还有些海外NGO呼吁要给这类的指南加上“牙齿”。这类关于企业社会责任的指南,是对公司“社会责任”标准的设置;如果给它加上强制执行的“牙齿”,这将不再是“社会责任”,而是法律责任。公司的社会责任,是公司遵守法律基本底线后的更高自我约束和要求。
中:所以倡议、指南本身是没有约束力的,还得靠法律来约束。您刚才提到,针对中国企业的海外环境和社会影响,中国现在只有零星散见于行政法规、部门规章里的相关规定,没有专门的法律,能否具体谈谈,目前中国海外投资都受到哪些监管?
张:对中国公司来说,在国内的行为是中国的法律来约束他们,国外就要受中国投资东道国(接收国)法律的约束。此外,就要看双边的投资贸易协定。
中国海外投资商务活动在国内阶段是有一定程度的监管的,体现在对资金输出的行政审批环节:公司要拿到商务部的许可之后才能到国家外汇管理局去转款。而中国海外投资东道国的法律,在规范有中国资本参与项目的环境和社会风险上起着主要的作用。
但是对这些投资的海外环境和社会影响,现在的中国政府是持指导而非监管的态度。前面提到的《对外投资合作环境保护指南》等政策文件,大多数条款都使用“鼓励”的字样,即使使用了“应当”的条款,也不对不作为的后果设置法律责任。
中国作为资本输出国,是否就能回避监管责任呢?必须看到,在经济全球化的今天,公司的经济活动已经不再局限于一个国家的政治法律疆界之内。《联合国工商业和人权指南》的起草者、哈佛肯尼迪学院教授John Ruggie 今年发表的一篇文章认为,在全球化的今天,许多跨国公司有着比一些小国家有更强大的经济影响,如Apple, 阿里巴巴 。但对于环境治理而言,全球没有一个统一的法律制度来规范这类经济体。你可以看到,这些公司有最好的律师和会计师,可以帮它使用法律的灰色空间。不同国家在同一问题上的法律尺度不同,它就可以利用这种差距来实现公司的利益最大化。母公司在中国的跨国公司,和BP、Shell等总部在欧美发达国家的跨国公司在追逐利润的本质上并无实质区别。
但欧美跨国公司在自己国家被比较完备的法律监管、被环保组织和公民起诉,逐渐被逼发展出一套处理环境风险和社区关系的做法。反观中国公司,在国内环境表现名声不佳,在海外投资造成环境问题后又回避与当地社区、NGO的沟通,很容易称为众矢之的。

= = = = = = =

→ 任务要求:
判断下列三个陈述是否符合上面关于中国海外投资监管的节选文本。逐条回答“是”或“否”,并原样引用文中起决定作用的字句。
1. 中国公司要先取得国家外汇管理局的许可,才能到商务部办理转款。
2. 《对外投资合作环境保护指南》等政策文件的大多数条款使用“鼓励”的字样。
3. 文中认为,给企业社会责任指南加上强制执行的“牙齿”后,它仍然属于社会责任。

→ 所给数据:

= = = = = = =

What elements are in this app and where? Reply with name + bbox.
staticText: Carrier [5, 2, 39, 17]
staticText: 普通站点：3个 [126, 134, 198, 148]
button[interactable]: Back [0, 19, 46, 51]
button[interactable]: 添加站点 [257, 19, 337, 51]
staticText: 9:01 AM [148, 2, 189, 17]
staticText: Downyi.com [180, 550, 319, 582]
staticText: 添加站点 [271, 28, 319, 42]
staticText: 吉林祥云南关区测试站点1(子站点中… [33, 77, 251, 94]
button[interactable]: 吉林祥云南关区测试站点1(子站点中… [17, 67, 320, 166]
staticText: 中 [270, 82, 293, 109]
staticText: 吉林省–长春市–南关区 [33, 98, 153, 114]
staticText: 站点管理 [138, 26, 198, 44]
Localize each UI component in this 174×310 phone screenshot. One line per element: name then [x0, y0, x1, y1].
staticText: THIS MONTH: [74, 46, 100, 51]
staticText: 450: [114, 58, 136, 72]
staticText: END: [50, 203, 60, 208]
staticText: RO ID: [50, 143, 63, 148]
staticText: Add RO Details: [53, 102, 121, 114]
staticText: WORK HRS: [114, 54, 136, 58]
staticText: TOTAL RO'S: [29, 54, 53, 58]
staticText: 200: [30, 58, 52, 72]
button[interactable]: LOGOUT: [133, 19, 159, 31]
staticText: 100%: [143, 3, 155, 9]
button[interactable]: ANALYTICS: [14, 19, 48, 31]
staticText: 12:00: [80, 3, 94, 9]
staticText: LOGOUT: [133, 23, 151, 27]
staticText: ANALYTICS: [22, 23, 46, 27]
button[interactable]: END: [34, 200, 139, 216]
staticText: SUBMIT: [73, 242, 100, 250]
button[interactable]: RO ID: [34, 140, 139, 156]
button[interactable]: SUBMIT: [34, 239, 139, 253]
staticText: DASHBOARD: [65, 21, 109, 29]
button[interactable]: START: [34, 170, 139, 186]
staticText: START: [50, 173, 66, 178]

= = = = = = =

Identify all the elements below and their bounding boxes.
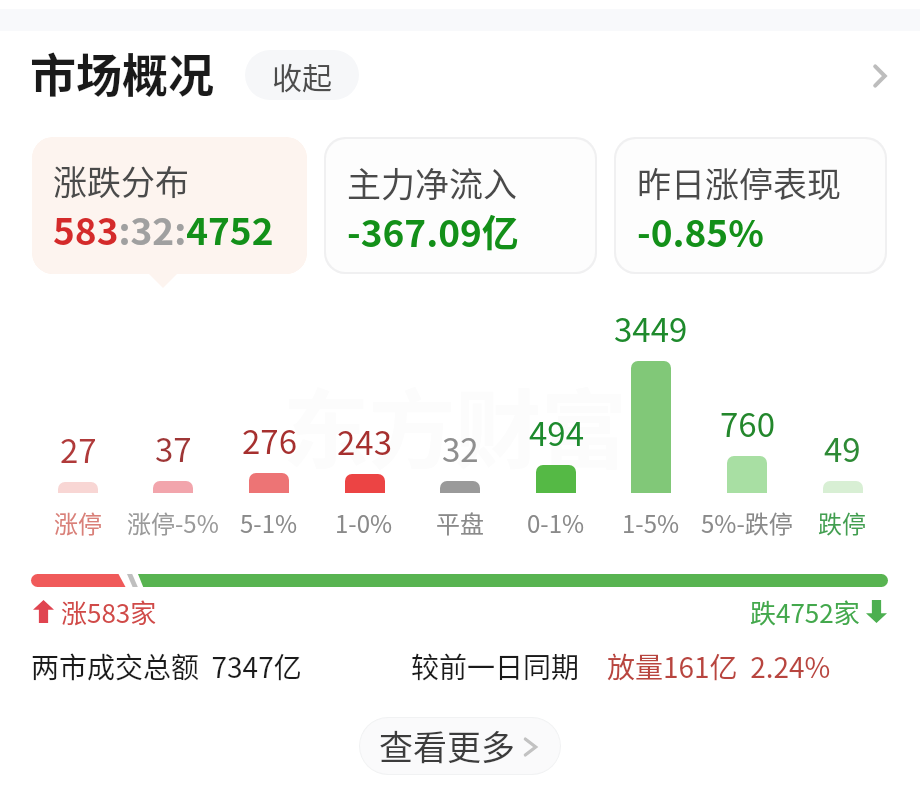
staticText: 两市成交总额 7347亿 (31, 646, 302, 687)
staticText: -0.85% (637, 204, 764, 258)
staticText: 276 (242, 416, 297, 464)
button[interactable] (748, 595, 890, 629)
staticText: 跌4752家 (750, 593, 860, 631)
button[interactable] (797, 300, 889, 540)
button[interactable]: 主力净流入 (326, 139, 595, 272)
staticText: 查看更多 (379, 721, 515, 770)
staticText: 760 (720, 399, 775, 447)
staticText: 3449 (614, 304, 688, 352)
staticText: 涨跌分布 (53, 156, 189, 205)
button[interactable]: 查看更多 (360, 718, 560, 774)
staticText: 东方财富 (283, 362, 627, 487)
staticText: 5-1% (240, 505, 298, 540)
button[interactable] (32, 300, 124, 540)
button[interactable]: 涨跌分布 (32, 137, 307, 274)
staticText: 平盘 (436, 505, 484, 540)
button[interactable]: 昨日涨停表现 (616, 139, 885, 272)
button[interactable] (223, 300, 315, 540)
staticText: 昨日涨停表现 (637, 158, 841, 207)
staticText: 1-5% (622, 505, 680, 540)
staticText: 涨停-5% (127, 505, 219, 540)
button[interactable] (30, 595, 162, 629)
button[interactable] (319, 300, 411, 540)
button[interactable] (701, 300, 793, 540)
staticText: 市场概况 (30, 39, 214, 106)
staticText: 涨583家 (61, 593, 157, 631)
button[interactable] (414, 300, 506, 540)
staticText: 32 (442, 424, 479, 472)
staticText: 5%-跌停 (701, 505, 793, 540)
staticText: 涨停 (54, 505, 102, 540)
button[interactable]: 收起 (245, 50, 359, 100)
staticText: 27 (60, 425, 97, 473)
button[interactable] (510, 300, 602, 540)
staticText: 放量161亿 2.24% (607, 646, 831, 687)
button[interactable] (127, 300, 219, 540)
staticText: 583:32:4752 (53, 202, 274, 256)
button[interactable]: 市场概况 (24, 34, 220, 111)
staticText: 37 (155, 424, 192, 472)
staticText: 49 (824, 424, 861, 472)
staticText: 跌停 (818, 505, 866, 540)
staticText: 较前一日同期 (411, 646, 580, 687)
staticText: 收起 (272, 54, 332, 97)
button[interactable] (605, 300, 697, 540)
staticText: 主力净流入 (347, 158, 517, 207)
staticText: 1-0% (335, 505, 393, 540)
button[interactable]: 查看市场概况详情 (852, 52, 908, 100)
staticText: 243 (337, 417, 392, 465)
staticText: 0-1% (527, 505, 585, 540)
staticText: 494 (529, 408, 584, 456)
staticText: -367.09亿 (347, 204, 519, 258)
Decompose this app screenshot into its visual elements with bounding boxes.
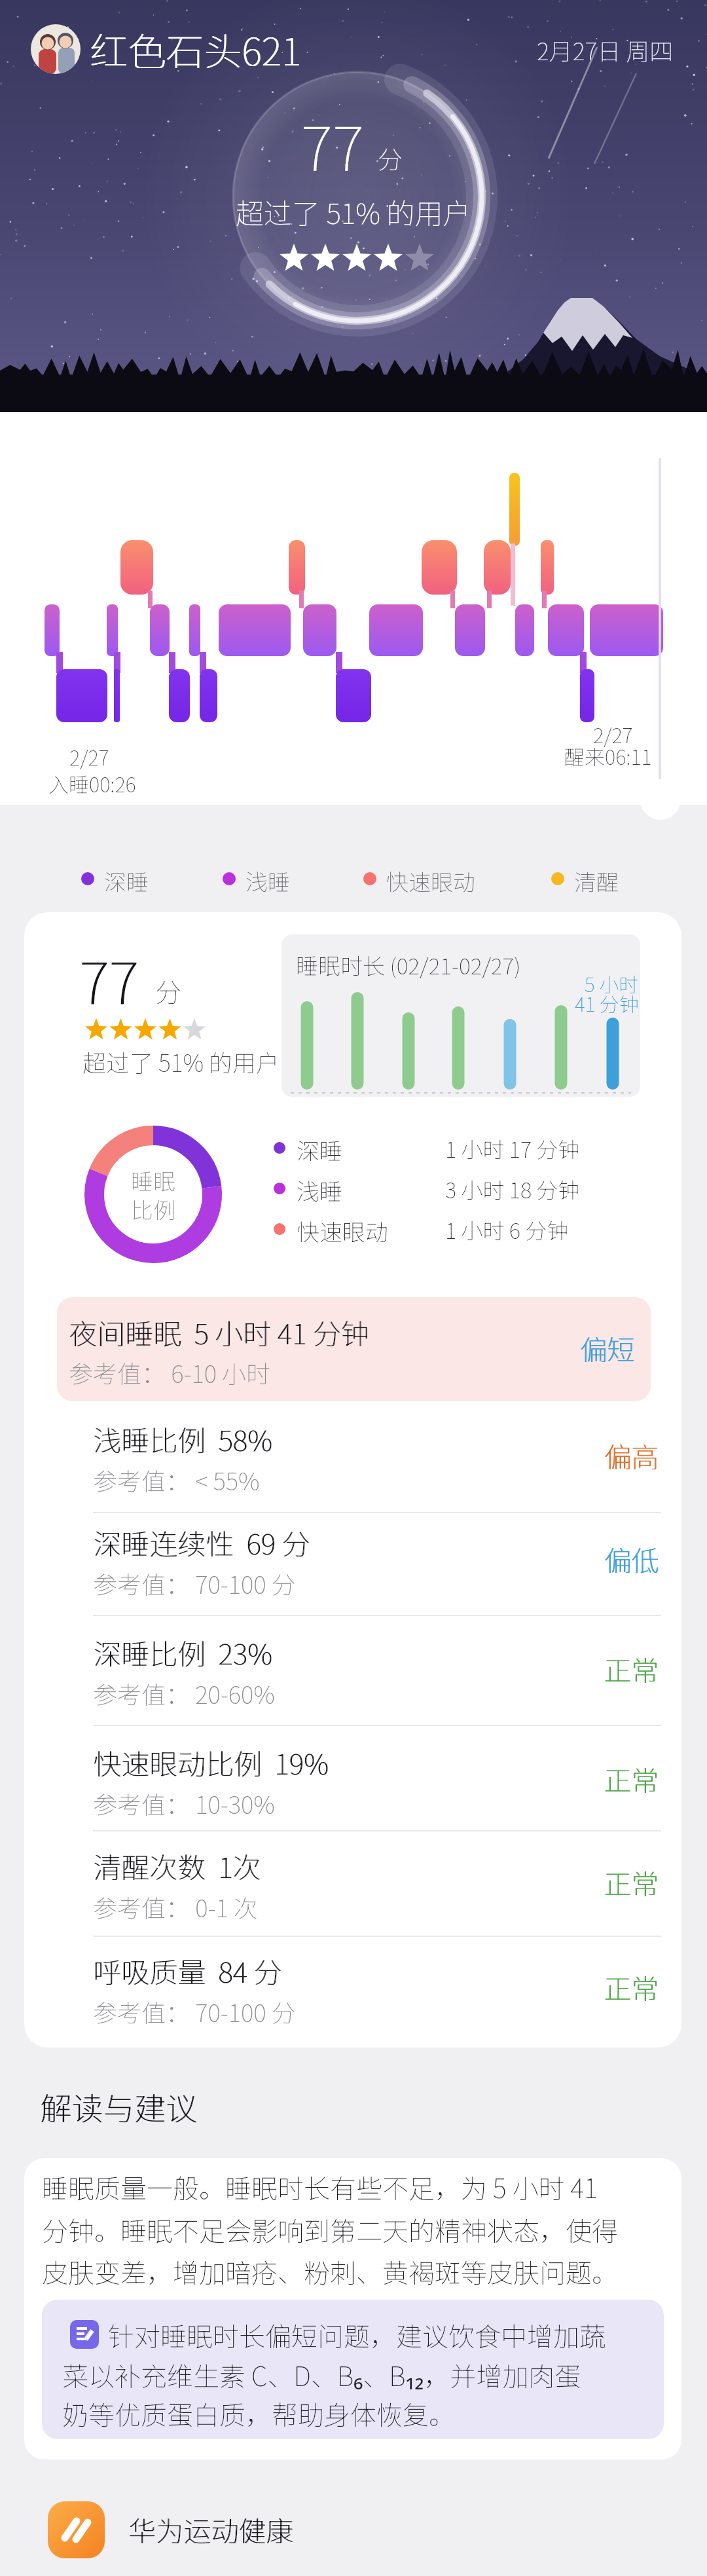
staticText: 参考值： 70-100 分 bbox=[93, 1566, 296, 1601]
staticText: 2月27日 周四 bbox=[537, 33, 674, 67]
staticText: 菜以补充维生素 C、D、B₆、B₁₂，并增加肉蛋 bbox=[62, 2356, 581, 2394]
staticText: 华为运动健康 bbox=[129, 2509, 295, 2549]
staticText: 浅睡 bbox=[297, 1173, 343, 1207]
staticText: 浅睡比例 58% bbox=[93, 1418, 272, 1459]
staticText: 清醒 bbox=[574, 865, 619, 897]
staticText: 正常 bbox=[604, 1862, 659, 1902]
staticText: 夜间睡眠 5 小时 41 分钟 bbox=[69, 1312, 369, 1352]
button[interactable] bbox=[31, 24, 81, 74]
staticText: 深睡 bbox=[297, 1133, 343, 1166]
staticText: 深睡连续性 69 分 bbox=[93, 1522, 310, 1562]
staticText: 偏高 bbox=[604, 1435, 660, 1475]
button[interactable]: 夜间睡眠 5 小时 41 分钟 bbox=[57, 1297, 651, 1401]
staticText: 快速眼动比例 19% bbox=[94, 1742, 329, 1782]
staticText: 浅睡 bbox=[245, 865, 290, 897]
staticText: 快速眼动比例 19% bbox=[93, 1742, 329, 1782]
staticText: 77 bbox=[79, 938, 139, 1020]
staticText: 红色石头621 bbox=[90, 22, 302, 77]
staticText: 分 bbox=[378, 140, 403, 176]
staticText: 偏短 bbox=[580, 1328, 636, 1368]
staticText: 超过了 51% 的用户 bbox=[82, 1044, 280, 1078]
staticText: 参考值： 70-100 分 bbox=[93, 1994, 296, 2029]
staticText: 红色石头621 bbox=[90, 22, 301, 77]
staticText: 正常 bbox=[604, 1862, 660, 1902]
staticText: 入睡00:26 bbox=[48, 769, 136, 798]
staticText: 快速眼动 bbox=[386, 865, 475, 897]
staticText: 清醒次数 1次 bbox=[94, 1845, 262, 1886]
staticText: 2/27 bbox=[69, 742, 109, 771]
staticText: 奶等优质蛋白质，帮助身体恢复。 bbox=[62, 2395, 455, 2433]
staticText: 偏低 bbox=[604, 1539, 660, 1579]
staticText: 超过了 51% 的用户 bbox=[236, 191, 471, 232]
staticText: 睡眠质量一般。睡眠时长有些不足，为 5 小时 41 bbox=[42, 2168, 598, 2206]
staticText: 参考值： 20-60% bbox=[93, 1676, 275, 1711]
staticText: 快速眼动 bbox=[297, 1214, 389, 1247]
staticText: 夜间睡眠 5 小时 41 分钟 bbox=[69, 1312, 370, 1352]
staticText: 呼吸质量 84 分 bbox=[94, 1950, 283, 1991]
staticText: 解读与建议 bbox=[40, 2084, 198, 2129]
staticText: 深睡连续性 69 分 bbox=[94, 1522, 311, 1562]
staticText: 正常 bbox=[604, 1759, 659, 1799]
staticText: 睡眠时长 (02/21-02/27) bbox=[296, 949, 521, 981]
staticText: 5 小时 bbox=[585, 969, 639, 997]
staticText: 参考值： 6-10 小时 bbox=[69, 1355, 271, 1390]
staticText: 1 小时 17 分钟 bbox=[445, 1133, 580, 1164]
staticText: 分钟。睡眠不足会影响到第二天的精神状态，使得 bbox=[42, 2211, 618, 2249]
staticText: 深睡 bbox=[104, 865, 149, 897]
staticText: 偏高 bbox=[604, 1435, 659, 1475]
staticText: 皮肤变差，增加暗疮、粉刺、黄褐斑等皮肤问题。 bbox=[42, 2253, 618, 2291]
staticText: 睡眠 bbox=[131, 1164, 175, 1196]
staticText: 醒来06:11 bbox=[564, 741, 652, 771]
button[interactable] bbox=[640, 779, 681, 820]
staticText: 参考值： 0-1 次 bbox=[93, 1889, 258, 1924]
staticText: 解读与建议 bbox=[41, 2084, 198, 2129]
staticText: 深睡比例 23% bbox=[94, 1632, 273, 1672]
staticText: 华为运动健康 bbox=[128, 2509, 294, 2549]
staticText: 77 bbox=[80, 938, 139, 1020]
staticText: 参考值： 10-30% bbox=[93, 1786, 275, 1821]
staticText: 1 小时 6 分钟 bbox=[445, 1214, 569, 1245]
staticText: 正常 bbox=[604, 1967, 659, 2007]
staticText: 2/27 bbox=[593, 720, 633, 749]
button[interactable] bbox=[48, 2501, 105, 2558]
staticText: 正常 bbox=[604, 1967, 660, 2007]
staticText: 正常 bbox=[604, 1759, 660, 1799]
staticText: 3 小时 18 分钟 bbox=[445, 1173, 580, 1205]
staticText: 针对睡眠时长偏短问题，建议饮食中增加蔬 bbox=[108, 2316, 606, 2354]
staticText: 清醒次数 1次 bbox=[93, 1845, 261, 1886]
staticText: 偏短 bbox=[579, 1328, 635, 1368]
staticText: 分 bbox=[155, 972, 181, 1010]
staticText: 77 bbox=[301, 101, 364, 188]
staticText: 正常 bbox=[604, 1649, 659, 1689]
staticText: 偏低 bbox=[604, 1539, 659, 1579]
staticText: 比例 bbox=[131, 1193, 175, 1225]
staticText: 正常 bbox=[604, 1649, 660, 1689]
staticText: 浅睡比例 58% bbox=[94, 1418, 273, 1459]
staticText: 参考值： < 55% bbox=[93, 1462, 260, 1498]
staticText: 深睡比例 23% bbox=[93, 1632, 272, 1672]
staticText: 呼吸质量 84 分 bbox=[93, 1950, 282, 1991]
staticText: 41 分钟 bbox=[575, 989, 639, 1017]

= = = = = = =

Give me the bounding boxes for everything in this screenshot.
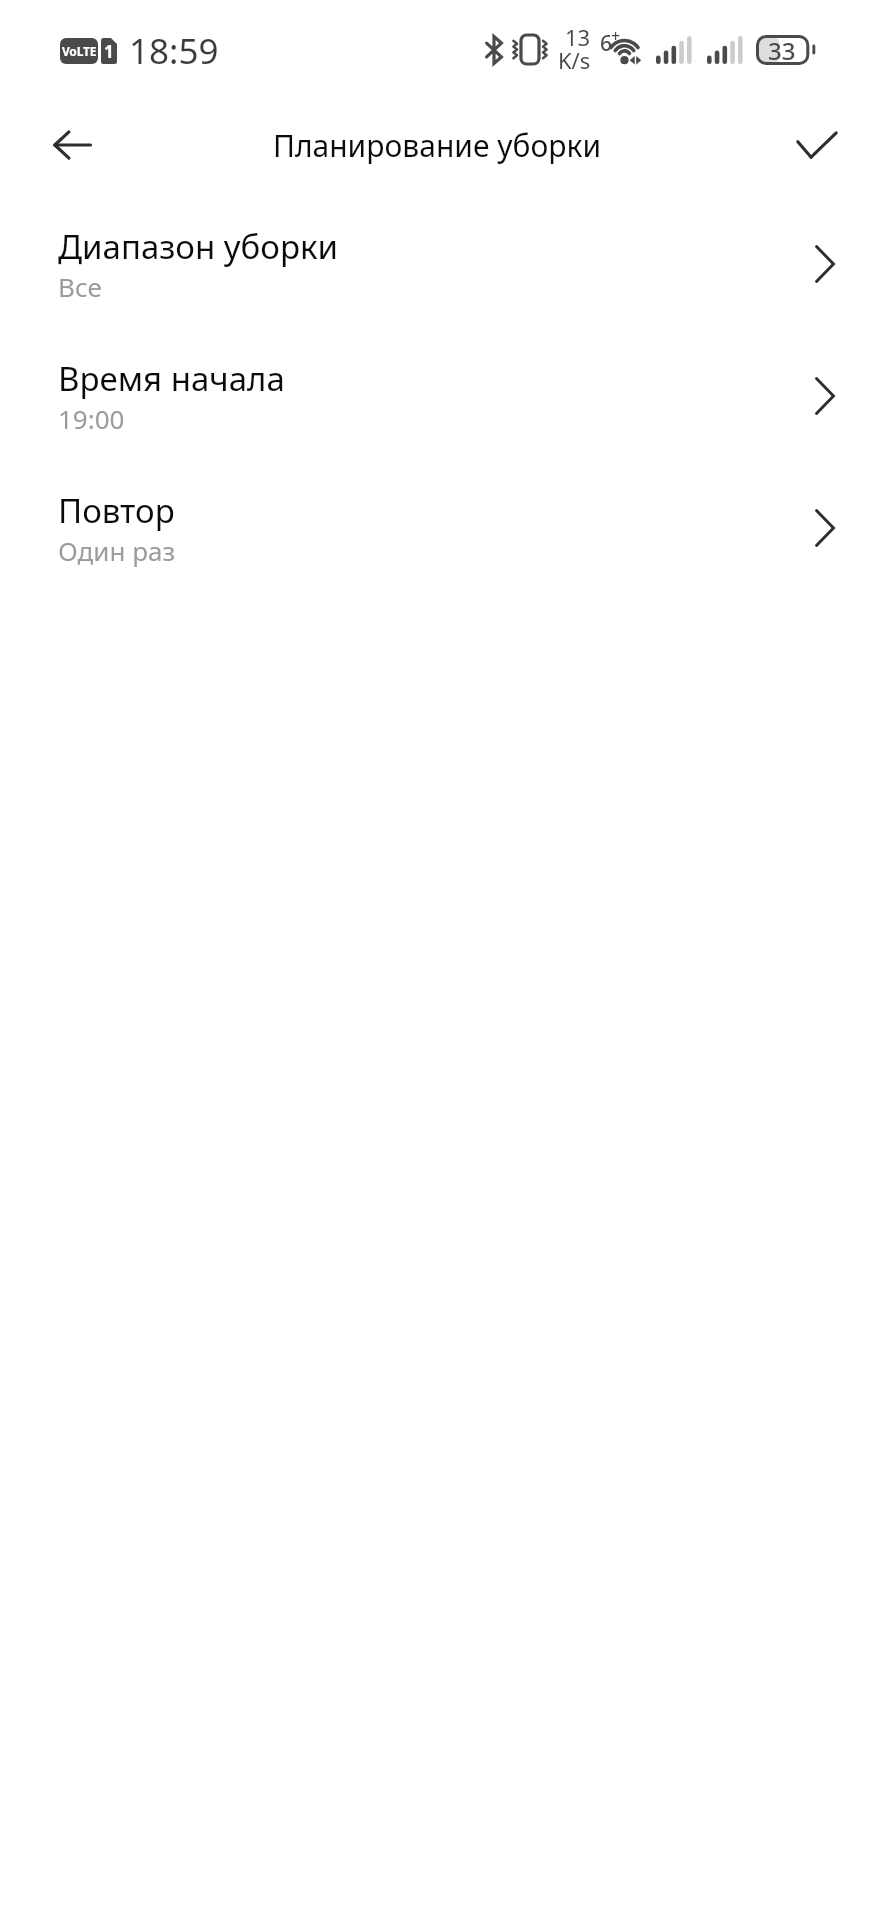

= = = = = = =

→ 参考答案:
1. 否。「公司要拿到商务部的许可之后才能到国家外汇管理局去转款。」
2. 是。「大多数条款都使用“鼓励”的字样」
3. 否。「这将不再是“社会责任”,而是法律责任。」